● **Tasks to carry out**
1. According to the passage on web archive research, how many days did the British Library's first full domain crawl in 2013 take?
2. From the passage on web archive research, return word for word the part that opens with the words containing "At the moment" and closes with "wanted to do.".

Over the past 18 months I have been involved with a number of big data projects, ranging from the thirteenth to the twenty-first century, and researcher engagement is central to all of them. I will discuss two of them in this article. The first, Big UK Domain Data for the Arts and Humanities (BUDDAH), is a collaboration with the British Library, the Oxford Internet Institute and Aarhus University in Denmark.  The archived web is an increasingly important resource for humanities researchers, but we do not yet have either the expertise or the tools to work with it effectively. Both the data itself and the process of collection are poorly understood, and it is possible only to draw the broadest of conclusions using current analytical tools. We have been working with a dataset derived from the crawl of the UK domain undertaken by the Internet Archive between 1996 and April 2013, which totals approximately 65 terabytes, and using it to develop a theoretical and methodological framework within which to study UK web space in particular, but also web archives more broadly. This dataset is big enough, but the scale of the problem facing both archival organisations and researchers is clear when you look at the first full domain crawl undertaken by the British Library in 2013. The crawl started with 3.86 million seed websites, and this initial list led to the capture of 1.9 billion URLs (web pages, documents, images, sound files, and so on). The process took 70 days, and generated 30.84 terabytes of data – that is, almost half as much again as for the previous 17.5 years (Webber 2014).  With at least one full domain crawl scheduled to be undertaken annually in the UK, we are soon going to be dealing with very big data indeed.
At the moment the challenges posed by this data mean that it is rarely used – even by those who know that it exists – and we were keen both to demonstrate its value for humanities researchers and to build a community that would advocate for its significance. To this end, we awarded bursaries to 10 researchers from a number of different disciplines, who came up with a varied range of research projects focusing on the archived web as a primary source – from analysing disability action groups online to studying the Ministry of Defence’s recruitment strategy, from examining discourse about heritage to looking at Beat literature in the contemporary imagination. As they refined their research questions, they worked alongside technical developers at the British Library to co-design a new interface and tools which, as far as possible, would allow them to do what they wanted to do.

● **Data entries**
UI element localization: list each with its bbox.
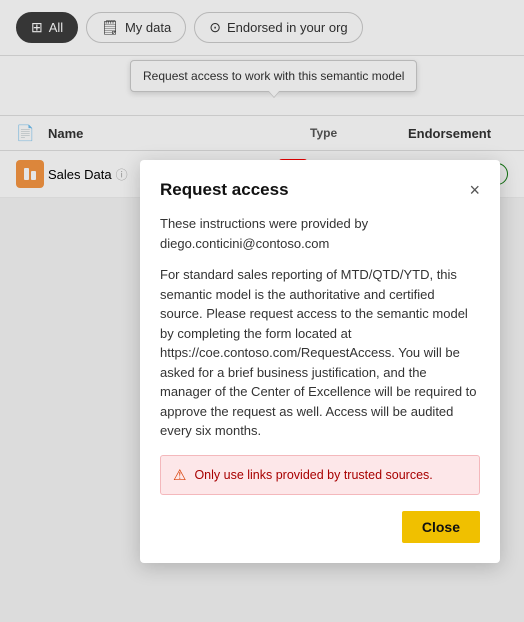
modal-instructions-text: These instructions were provided by dieg… bbox=[160, 214, 480, 253]
request-access-modal: Request access × These instructions were… bbox=[140, 160, 500, 563]
modal-body: These instructions were provided by dieg… bbox=[160, 214, 480, 441]
warning-banner: ⚠ Only use links provided by trusted sou… bbox=[160, 455, 480, 495]
warning-text: Only use links provided by trusted sourc… bbox=[194, 468, 432, 482]
modal-description-text: For standard sales reporting of MTD/QTD/… bbox=[160, 265, 480, 441]
modal-title: Request access bbox=[160, 180, 289, 200]
warning-icon: ⚠ bbox=[173, 466, 186, 484]
close-button[interactable]: Close bbox=[402, 511, 480, 543]
modal-close-button[interactable]: × bbox=[469, 181, 480, 199]
modal-header: Request access × bbox=[160, 180, 480, 200]
modal-footer: Close bbox=[160, 511, 480, 543]
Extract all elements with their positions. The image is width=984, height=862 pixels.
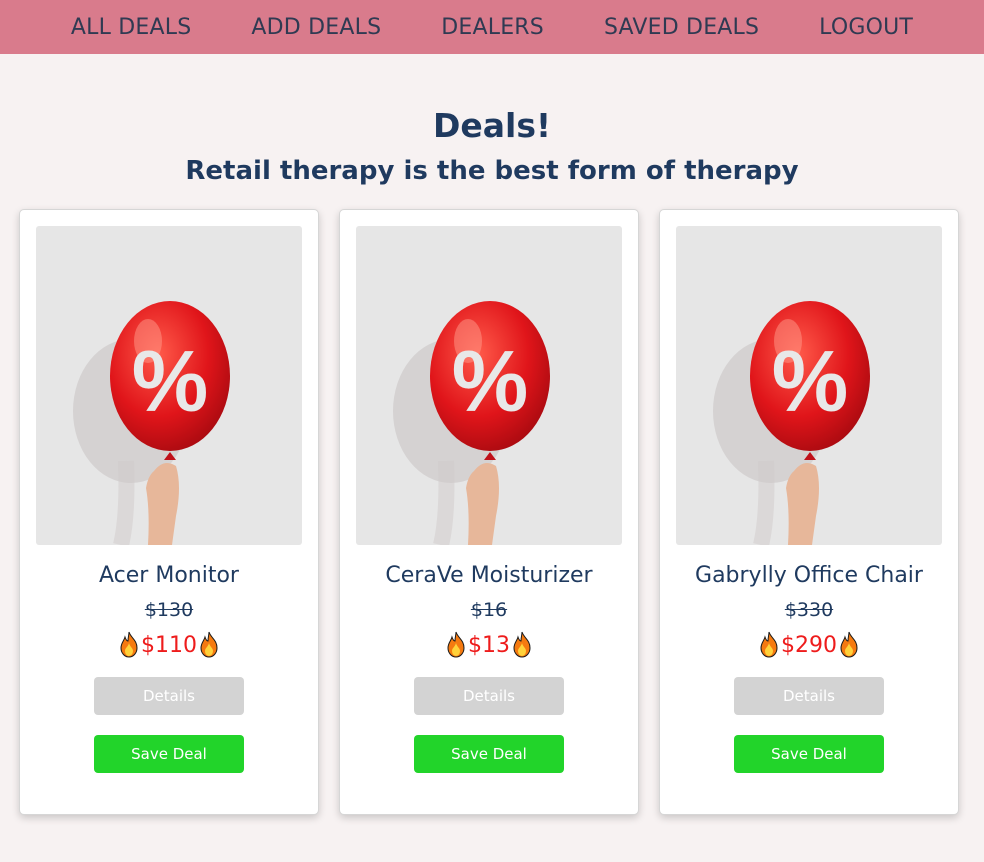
save-deal-button[interactable]: Save Deal [94,735,244,773]
original-price: $130 [144,599,194,621]
svg-text:%: % [452,334,528,430]
sale-price: $290 [781,632,837,658]
percent-balloon-image: % [676,226,942,545]
sale-price-row: $13 [340,631,638,659]
original-price: $16 [470,599,508,621]
fire-icon [117,631,141,659]
save-deal-button[interactable]: Save Deal [734,735,884,773]
details-button[interactable]: Details [94,677,244,715]
fire-icon [510,631,534,659]
svg-text:%: % [772,334,848,430]
nav-logout[interactable]: LOGOUT [789,15,943,40]
page-title: Deals! [432,106,552,145]
nav-all-deals[interactable]: ALL DEALS [41,15,221,40]
nav-saved-deals[interactable]: SAVED DEALS [574,15,789,40]
sale-price: $13 [468,632,510,658]
nav-dealers[interactable]: DEALERS [411,15,574,40]
page-subtitle: Retail therapy is the best form of thera… [185,156,799,186]
percent-balloon-image: % [36,226,302,545]
deal-title: Acer Monitor [99,563,239,588]
save-deal-button[interactable]: Save Deal [414,735,564,773]
nav-add-deals[interactable]: ADD DEALS [221,15,411,40]
sale-price-row: $110 [20,631,318,659]
percent-balloon-image: % [356,226,622,545]
deal-title: CeraVe Moisturizer [385,563,593,588]
original-price: $330 [784,599,834,621]
fire-icon [757,631,781,659]
sale-price-row: $290 [660,631,958,659]
deal-title: Gabrylly Office Chair [695,563,923,588]
fire-icon [444,631,468,659]
deal-card: % CeraVe Moisturizer $16 $13 Details Sav… [339,209,639,815]
deal-card: % Gabrylly Office Chair $330 $290 Detail… [659,209,959,815]
navbar: ALL DEALS ADD DEALS DEALERS SAVED DEALS … [0,0,984,54]
deal-card: % Acer Monitor $130 $110 Details Save De… [19,209,319,815]
details-button[interactable]: Details [734,677,884,715]
details-button[interactable]: Details [414,677,564,715]
svg-text:%: % [132,334,208,430]
fire-icon [837,631,861,659]
fire-icon [197,631,221,659]
sale-price: $110 [141,632,197,658]
deal-image: % [356,226,622,545]
deal-image: % [36,226,302,545]
deal-image: % [676,226,942,545]
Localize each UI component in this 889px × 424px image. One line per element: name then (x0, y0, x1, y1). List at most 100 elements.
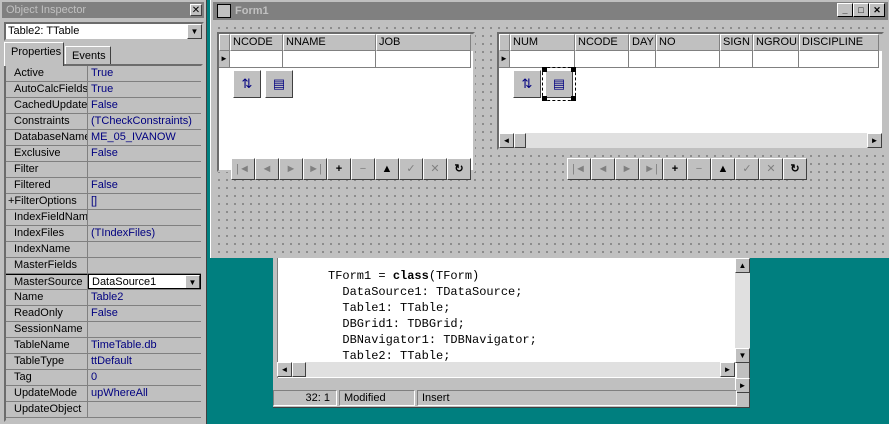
property-value[interactable]: True (88, 66, 201, 81)
prior-record-icon[interactable]: ◄ (591, 158, 615, 180)
property-row[interactable]: IndexFieldName (6, 210, 201, 226)
property-row[interactable]: IndexFiles (TIndexFiles) (6, 226, 201, 242)
tab-events[interactable]: Events (65, 46, 111, 65)
column-header[interactable]: DISCIPLINE (799, 34, 879, 51)
grid-cell[interactable] (720, 51, 753, 68)
property-row[interactable]: AutoCalcFields True (6, 82, 201, 98)
property-row[interactable]: IndexName (6, 242, 201, 258)
tab-properties[interactable]: Properties (4, 42, 64, 66)
datasource1-component-icon[interactable]: ▤ (265, 70, 293, 98)
cancel-edit-icon[interactable]: ✕ (423, 158, 447, 180)
grid-cell[interactable] (230, 51, 283, 68)
form-design-surface[interactable]: NCODE NNAME JOB ► NUM NCODE DAY NO SIGN … (213, 22, 888, 256)
grid-cell[interactable] (575, 51, 629, 68)
property-value[interactable] (88, 242, 201, 257)
grid-cell[interactable] (376, 51, 471, 68)
edit-record-icon[interactable]: ▲ (711, 158, 735, 180)
property-value[interactable] (88, 402, 201, 417)
delete-record-icon[interactable]: − (687, 158, 711, 180)
property-value[interactable]: False (88, 178, 201, 193)
dbgrid1[interactable]: NCODE NNAME JOB ► (217, 32, 475, 172)
minimize-icon[interactable]: _ (837, 3, 853, 17)
property-row[interactable]: CachedUpdates False (6, 98, 201, 114)
property-value[interactable]: True (88, 82, 201, 97)
column-header[interactable]: NNAME (283, 34, 376, 51)
grid-cell[interactable] (753, 51, 799, 68)
table-row[interactable]: ► (219, 51, 473, 68)
next-record-icon[interactable]: ► (279, 158, 303, 180)
table-row[interactable]: ► (499, 51, 882, 68)
scroll-thumb[interactable] (292, 362, 306, 377)
property-row[interactable]: ReadOnly False (6, 306, 201, 322)
column-header[interactable]: DAY (629, 34, 656, 51)
code-line[interactable]: DataSource1: TDataSource; (278, 284, 737, 300)
delete-record-icon[interactable]: − (351, 158, 375, 180)
first-record-icon[interactable]: |◄ (567, 158, 591, 180)
close-icon[interactable]: ✕ (190, 4, 202, 16)
maximize-icon[interactable]: □ (853, 3, 869, 17)
first-record-icon[interactable]: |◄ (231, 158, 255, 180)
object-inspector-titlebar[interactable]: Object Inspector ✕ (2, 2, 204, 18)
property-value[interactable]: (TCheckConstraints) (88, 114, 201, 129)
insert-record-icon[interactable]: + (663, 158, 687, 180)
column-header[interactable]: NO (656, 34, 720, 51)
post-record-icon[interactable]: ✓ (735, 158, 759, 180)
property-row[interactable]: SessionName (6, 322, 201, 338)
code-line[interactable]: DBNavigator1: TDBNavigator; (278, 332, 737, 348)
post-record-icon[interactable]: ✓ (399, 158, 423, 180)
close-icon[interactable]: ✕ (869, 3, 885, 17)
property-row[interactable]: Constraints (TCheckConstraints) (6, 114, 201, 130)
scroll-right-icon[interactable]: ► (720, 362, 735, 377)
property-value[interactable]: [] (88, 194, 201, 209)
property-value[interactable] (88, 322, 201, 337)
property-value[interactable] (88, 210, 201, 225)
selection-handle[interactable] (542, 67, 547, 72)
chevron-down-icon[interactable]: ▼ (185, 275, 200, 288)
column-header[interactable]: NCODE (575, 34, 629, 51)
form1-titlebar[interactable]: ▦ Form1 (213, 2, 888, 20)
scroll-left-icon[interactable]: ◄ (499, 133, 514, 148)
column-header[interactable]: NCODE (230, 34, 283, 51)
column-header[interactable]: NGROUP (753, 34, 799, 51)
property-row[interactable]: UpdateMode upWhereAll (6, 386, 201, 402)
property-value[interactable]: ME_05_IVANOW (88, 130, 201, 145)
column-header[interactable]: NUM (510, 34, 575, 51)
grid-cell[interactable] (510, 51, 575, 68)
grid-cell[interactable] (799, 51, 879, 68)
scroll-up-icon[interactable]: ▲ (735, 258, 750, 273)
refresh-icon[interactable]: ↻ (783, 158, 807, 180)
property-value[interactable]: (TIndexFiles) (88, 226, 201, 241)
property-row-selected[interactable]: MasterSource DataSource1 ▼ (6, 274, 201, 290)
property-value[interactable]: False (88, 146, 201, 161)
column-header[interactable]: JOB (376, 34, 471, 51)
property-row[interactable]: Name Table2 (6, 290, 201, 306)
code-line[interactable]: Table1: TTable; (278, 300, 737, 316)
property-row[interactable]: Tag 0 (6, 370, 201, 386)
property-value[interactable]: 0 (88, 370, 201, 385)
edit-record-icon[interactable]: ▲ (375, 158, 399, 180)
column-header[interactable]: SIGN (720, 34, 753, 51)
property-value[interactable]: ttDefault (88, 354, 201, 369)
property-row[interactable]: DatabaseName ME_05_IVANOW (6, 130, 201, 146)
editor-vertical-scrollbar[interactable]: ▲ ▼ (735, 258, 750, 363)
property-value[interactable]: Table2 (88, 290, 201, 305)
datasource2-component-icon[interactable]: ▤ (542, 67, 576, 101)
selection-handle[interactable] (571, 67, 576, 72)
insert-record-icon[interactable]: + (327, 158, 351, 180)
property-value[interactable]: upWhereAll (88, 386, 201, 401)
property-row[interactable]: TableType ttDefault (6, 354, 201, 370)
chevron-down-icon[interactable]: ▼ (187, 24, 202, 39)
scroll-thumb[interactable] (514, 133, 526, 148)
property-row[interactable]: MasterFields (6, 258, 201, 274)
property-value-editor[interactable]: DataSource1 ▼ (88, 274, 201, 289)
grid-horizontal-scrollbar[interactable]: ◄ ► (499, 133, 882, 148)
property-value[interactable]: TimeTable.db (88, 338, 201, 353)
editor-horizontal-scrollbar[interactable]: ◄ ► (277, 362, 735, 377)
object-selector-combo[interactable]: Table2: TTable ▼ (4, 22, 204, 41)
property-row[interactable]: Filter (6, 162, 201, 178)
table1-component-icon[interactable]: ⇅ (233, 70, 261, 98)
grid-cell[interactable] (283, 51, 376, 68)
code-area[interactable]: TForm1 = class(TForm) DataSource1: TData… (277, 258, 737, 378)
table2-component-icon[interactable]: ⇅ (513, 70, 541, 98)
code-line[interactable]: TForm1 = class(TForm) (278, 268, 737, 284)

● **Responses by task**
1. 70 days

2.
At the moment the challenges posed by this data mean that it is rarely used – even by those who know that it exists – and we were keen both to demonstrate its value for humanities researchers and to build a community that would advocate for its significance. To this end, we awarded bursaries to 10 researchers from a number of different disciplines, who came up with a varied range of research projects focusing on the archived web as a primary source – from analysing disability action groups online to studying the Ministry of Defence’s recruitment strategy, from examining discourse about heritage to looking at Beat literature in the contemporary imagination. As they refined their research questions, they worked alongside technical developers at the British Library to co-design a new interface and tools which, as far as possible, would allow them to do what they wanted to do.